— Start of INPUT MATERIAL —

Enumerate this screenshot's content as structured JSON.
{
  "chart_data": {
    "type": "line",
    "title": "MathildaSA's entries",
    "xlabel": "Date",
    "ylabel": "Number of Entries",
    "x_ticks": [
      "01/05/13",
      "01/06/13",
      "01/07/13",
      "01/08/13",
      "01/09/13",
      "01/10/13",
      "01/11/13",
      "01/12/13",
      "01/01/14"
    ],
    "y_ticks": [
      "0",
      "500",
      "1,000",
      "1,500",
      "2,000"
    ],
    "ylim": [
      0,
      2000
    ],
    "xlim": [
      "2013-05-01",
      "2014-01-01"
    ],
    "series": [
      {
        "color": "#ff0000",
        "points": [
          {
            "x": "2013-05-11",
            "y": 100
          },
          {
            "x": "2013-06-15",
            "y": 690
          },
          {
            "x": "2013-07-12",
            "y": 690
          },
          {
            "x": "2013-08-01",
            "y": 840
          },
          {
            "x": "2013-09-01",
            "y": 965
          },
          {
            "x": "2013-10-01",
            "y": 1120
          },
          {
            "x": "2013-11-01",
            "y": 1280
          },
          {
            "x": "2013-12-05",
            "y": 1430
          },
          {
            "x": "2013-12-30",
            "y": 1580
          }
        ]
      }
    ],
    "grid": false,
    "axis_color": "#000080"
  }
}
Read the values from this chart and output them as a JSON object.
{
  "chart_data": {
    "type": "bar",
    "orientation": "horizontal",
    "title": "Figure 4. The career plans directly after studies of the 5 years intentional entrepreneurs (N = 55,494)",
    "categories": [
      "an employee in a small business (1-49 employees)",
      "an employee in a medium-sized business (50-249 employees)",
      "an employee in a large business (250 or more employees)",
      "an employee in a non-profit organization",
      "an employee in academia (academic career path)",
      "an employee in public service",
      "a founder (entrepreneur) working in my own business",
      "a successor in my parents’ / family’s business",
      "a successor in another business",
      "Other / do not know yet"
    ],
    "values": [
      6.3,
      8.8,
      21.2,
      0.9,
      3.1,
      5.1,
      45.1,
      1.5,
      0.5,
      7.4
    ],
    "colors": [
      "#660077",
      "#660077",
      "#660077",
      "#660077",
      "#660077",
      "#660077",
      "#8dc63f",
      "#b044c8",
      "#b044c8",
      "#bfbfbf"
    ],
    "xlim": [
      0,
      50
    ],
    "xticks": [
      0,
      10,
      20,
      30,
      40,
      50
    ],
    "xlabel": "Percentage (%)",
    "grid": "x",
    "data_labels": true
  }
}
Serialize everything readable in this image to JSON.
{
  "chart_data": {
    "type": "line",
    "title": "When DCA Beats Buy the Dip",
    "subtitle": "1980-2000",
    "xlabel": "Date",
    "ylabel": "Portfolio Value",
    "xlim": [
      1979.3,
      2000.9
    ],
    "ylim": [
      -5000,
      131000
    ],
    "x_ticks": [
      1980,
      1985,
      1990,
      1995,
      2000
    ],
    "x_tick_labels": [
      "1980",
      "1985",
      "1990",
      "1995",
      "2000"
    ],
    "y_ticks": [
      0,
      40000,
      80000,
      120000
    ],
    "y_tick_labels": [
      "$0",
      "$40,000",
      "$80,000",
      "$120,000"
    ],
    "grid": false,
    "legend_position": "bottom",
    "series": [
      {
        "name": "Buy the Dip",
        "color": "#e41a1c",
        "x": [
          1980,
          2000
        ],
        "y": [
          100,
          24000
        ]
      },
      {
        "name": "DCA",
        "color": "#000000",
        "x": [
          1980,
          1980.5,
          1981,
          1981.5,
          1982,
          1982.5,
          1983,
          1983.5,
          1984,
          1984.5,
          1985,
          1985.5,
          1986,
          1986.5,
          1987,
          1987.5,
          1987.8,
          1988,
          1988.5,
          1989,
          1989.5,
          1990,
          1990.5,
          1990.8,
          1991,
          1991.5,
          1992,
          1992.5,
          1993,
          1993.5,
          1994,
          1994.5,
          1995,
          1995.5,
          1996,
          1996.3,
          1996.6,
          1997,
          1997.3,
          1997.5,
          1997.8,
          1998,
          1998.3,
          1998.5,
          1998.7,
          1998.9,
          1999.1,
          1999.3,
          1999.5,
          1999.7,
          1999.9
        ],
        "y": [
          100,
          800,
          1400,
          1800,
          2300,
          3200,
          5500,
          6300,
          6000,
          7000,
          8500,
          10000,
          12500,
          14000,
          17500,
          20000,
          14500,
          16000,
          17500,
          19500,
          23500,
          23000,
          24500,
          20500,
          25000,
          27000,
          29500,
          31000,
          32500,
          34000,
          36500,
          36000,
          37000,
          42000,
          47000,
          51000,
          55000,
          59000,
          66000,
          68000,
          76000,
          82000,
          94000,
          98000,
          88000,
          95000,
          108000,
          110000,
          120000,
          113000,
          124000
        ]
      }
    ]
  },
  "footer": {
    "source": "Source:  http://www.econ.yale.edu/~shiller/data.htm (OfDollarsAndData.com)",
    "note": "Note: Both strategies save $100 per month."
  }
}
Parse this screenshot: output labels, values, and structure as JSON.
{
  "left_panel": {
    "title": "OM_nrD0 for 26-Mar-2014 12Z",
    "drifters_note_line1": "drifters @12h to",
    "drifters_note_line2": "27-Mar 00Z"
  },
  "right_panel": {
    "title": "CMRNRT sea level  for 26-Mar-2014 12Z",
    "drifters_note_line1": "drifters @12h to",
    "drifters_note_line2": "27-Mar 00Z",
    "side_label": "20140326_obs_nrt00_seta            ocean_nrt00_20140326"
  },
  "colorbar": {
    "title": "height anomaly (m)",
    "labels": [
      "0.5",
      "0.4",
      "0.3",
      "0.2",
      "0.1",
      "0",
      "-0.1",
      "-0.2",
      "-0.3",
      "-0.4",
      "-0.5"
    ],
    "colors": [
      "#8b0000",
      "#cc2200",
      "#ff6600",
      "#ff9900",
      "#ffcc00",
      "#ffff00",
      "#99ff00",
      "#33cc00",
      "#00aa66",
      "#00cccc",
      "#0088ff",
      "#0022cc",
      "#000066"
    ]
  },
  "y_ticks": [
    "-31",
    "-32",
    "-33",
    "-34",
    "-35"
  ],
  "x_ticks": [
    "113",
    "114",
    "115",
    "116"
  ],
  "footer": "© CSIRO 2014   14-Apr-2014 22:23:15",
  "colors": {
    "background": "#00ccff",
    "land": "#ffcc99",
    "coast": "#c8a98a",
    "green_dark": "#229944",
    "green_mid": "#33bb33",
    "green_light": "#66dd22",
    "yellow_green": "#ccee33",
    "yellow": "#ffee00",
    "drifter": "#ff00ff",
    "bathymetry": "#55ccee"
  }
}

— End of INPUT MATERIAL —

**OBJECTIVE:**
State the count of lines in the data holding the word "this", adding nothing to it.

**FULL RESPONSE:**
4